Stated exercise: Present the following data again exactly as it is shown.

Working data:
━━━━

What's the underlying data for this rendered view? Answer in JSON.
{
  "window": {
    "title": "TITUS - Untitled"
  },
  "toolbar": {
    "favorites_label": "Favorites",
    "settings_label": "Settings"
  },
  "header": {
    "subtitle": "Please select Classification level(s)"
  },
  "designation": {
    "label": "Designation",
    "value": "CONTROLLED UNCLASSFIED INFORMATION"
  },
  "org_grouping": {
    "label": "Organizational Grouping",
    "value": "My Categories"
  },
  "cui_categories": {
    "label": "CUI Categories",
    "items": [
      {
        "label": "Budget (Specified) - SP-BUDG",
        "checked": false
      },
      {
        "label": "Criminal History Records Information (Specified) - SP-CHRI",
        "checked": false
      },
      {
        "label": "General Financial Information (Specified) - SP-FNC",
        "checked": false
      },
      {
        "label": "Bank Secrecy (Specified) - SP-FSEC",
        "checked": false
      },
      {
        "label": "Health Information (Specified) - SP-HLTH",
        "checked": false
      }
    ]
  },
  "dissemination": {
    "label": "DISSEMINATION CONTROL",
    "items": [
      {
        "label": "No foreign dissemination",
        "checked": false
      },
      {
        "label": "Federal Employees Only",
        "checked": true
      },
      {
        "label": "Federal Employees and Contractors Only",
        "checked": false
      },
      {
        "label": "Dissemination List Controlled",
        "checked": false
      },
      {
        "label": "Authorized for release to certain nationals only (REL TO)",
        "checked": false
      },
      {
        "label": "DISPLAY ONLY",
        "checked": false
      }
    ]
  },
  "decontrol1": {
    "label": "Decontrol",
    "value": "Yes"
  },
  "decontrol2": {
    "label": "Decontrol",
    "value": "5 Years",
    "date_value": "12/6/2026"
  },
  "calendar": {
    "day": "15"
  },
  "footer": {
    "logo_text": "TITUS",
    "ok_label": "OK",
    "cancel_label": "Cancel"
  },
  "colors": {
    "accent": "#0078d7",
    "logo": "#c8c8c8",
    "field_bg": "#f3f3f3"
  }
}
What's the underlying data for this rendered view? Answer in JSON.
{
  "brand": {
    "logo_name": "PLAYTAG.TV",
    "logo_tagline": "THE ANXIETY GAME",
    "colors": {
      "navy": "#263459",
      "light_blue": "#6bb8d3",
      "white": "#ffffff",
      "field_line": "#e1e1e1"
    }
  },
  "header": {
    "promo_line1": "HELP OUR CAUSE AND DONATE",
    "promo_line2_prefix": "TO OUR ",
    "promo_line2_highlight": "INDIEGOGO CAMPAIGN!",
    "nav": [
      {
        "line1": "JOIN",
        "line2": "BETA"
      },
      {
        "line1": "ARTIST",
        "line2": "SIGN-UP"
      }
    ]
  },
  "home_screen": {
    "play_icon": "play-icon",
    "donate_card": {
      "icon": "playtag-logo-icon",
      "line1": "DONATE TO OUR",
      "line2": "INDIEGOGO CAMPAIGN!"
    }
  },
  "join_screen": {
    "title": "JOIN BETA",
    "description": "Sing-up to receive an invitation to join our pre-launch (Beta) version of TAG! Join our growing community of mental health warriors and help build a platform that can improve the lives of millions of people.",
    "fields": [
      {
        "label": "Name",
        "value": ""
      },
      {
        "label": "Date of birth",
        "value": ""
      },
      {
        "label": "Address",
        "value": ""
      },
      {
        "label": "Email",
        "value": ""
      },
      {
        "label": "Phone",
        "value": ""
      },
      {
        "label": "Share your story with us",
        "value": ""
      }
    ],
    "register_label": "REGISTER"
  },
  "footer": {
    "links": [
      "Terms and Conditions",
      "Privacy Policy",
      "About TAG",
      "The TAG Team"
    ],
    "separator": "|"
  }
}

━━━━

Final result:
What's the underlying data for this rendered view? Answer in JSON.
{
  "window": {
    "title": "TITUS - Untitled"
  },
  "toolbar": {
    "favorites_label": "Favorites",
    "settings_label": "Settings"
  },
  "header": {
    "subtitle": "Please select Classification level(s)"
  },
  "designation": {
    "label": "Designation",
    "value": "CONTROLLED UNCLASSFIED INFORMATION"
  },
  "org_grouping": {
    "label": "Organizational Grouping",
    "value": "My Categories"
  },
  "cui_categories": {
    "label": "CUI Categories",
    "items": [
      {
        "label": "Budget (Specified) - SP-BUDG",
        "checked": false
      },
      {
        "label": "Criminal History Records Information (Specified) - SP-CHRI",
        "checked": false
      },
      {
        "label": "General Financial Information (Specified) - SP-FNC",
        "checked": false
      },
      {
        "label": "Bank Secrecy (Specified) - SP-FSEC",
        "checked": false
      },
      {
        "label": "Health Information (Specified) - SP-HLTH",
        "checked": false
      }
    ]
  },
  "dissemination": {
    "label": "DISSEMINATION CONTROL",
    "items": [
      {
        "label": "No foreign dissemination",
        "checked": false
      },
      {
        "label": "Federal Employees Only",
        "checked": true
      },
      {
        "label": "Federal Employees and Contractors Only",
        "checked": false
      },
      {
        "label": "Dissemination List Controlled",
        "checked": false
      },
      {
        "label": "Authorized for release to certain nationals only (REL TO)",
        "checked": false
      },
      {
        "label": "DISPLAY ONLY",
        "checked": false
      }
    ]
  },
  "decontrol1": {
    "label": "Decontrol",
    "value": "Yes"
  },
  "decontrol2": {
    "label": "Decontrol",
    "value": "5 Years",
    "date_value": "12/6/2026"
  },
  "calendar": {
    "day": "15"
  },
  "footer": {
    "logo_text": "TITUS",
    "ok_label": "OK",
    "cancel_label": "Cancel"
  },
  "colors": {
    "accent": "#0078d7",
    "logo": "#c8c8c8",
    "field_bg": "#f3f3f3"
  }
}
What's the underlying data for this rendered view? Answer in JSON.
{
  "brand": {
    "logo_name": "PLAYTAG.TV",
    "logo_tagline": "THE ANXIETY GAME",
    "colors": {
      "navy": "#263459",
      "light_blue": "#6bb8d3",
      "white": "#ffffff",
      "field_line": "#e1e1e1"
    }
  },
  "header": {
    "promo_line1": "HELP OUR CAUSE AND DONATE",
    "promo_line2_prefix": "TO OUR ",
    "promo_line2_highlight": "INDIEGOGO CAMPAIGN!",
    "nav": [
      {
        "line1": "JOIN",
        "line2": "BETA"
      },
      {
        "line1": "ARTIST",
        "line2": "SIGN-UP"
      }
    ]
  },
  "home_screen": {
    "play_icon": "play-icon",
    "donate_card": {
      "icon": "playtag-logo-icon",
      "line1": "DONATE TO OUR",
      "line2": "INDIEGOGO CAMPAIGN!"
    }
  },
  "join_screen": {
    "title": "JOIN BETA",
    "description": "Sing-up to receive an invitation to join our pre-launch (Beta) version of TAG! Join our growing community of mental health warriors and help build a platform that can improve the lives of millions of people.",
    "fields": [
      {
        "label": "Name",
        "value": ""
      },
      {
        "label": "Date of birth",
        "value": ""
      },
      {
        "label": "Address",
        "value": ""
      },
      {
        "label": "Email",
        "value": ""
      },
      {
        "label": "Phone",
        "value": ""
      },
      {
        "label": "Share your story with us",
        "value": ""
      }
    ],
    "register_label": "REGISTER"
  },
  "footer": {
    "links": [
      "Terms and Conditions",
      "Privacy Policy",
      "About TAG",
      "The TAG Team"
    ],
    "separator": "|"
  }
}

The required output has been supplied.